If the code is already nicely structured, this step is easy. Don't plan on it being easy.

One goal is to eventually replace HTML page output creation with jinja. Similarly, another goal is to eventually replace parsing the request with flask. All of the remaining CGI-related features get pushed into a wsgi-compatible plug-in to a web server.

The component that does the useful work will have some underlying data model (resources, files, downloads, computations, something) and some control (post, get, different paths, queries.) We'd like to clean this up, too. For now, it can be one module.

After refactoring, you'll have a new working application. You'll have a new top-level CGI script that uses the built-in wsgi module to do request and response processing. This is temporary, but is required to pass the integration test suite. 

You may want to create an intermediate Component diagram to describe the new structure of the code.

Step Seven

Write an OpenAPI specification for the revised application. See https://swagger.io/specification/ for more information. Add the path processing so openapi.json (or openapi.yaml) will produce the specification. This means updating unit and integration tests to add this feature.

Raw data »
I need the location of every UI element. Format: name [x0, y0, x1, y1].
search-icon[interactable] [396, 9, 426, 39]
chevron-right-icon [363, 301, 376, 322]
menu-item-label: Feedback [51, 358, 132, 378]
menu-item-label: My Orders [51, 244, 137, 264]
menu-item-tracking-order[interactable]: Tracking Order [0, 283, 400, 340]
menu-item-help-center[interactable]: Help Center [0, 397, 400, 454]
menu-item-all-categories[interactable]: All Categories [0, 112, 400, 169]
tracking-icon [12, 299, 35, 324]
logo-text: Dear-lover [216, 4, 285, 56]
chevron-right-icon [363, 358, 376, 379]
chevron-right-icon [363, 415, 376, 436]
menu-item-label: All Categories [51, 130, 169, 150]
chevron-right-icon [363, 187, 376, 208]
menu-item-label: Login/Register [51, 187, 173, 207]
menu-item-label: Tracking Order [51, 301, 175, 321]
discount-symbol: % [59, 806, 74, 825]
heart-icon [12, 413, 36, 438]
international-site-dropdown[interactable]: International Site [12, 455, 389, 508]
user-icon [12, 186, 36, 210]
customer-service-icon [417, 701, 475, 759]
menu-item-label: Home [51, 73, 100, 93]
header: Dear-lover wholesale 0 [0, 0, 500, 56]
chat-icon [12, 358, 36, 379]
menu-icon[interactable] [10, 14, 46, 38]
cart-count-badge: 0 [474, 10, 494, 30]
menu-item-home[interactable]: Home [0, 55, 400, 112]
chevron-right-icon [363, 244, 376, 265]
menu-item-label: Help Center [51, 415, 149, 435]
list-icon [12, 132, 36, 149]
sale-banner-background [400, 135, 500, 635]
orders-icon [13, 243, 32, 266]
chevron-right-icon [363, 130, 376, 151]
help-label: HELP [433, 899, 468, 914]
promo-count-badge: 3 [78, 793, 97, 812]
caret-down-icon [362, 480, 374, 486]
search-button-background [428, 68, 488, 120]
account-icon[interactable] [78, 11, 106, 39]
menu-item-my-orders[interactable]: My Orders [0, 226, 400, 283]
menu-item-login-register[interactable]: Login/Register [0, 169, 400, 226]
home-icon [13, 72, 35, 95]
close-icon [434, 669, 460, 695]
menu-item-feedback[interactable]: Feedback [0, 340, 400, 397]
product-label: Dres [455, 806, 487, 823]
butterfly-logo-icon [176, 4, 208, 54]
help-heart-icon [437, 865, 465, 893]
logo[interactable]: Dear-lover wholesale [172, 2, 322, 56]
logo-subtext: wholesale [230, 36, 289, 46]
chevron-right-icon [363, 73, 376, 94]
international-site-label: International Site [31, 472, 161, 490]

Activity »
Reproduce the CGI refactoring text from "After refactoring, you'll" to "integration test suite." word for word.

Solution for this exercise »
After refactoring, you'll have a new working application. You'll have a new top-level CGI script that uses the built-in wsgi module to do request and response processing. This is temporary, but is required to pass the integration test suite.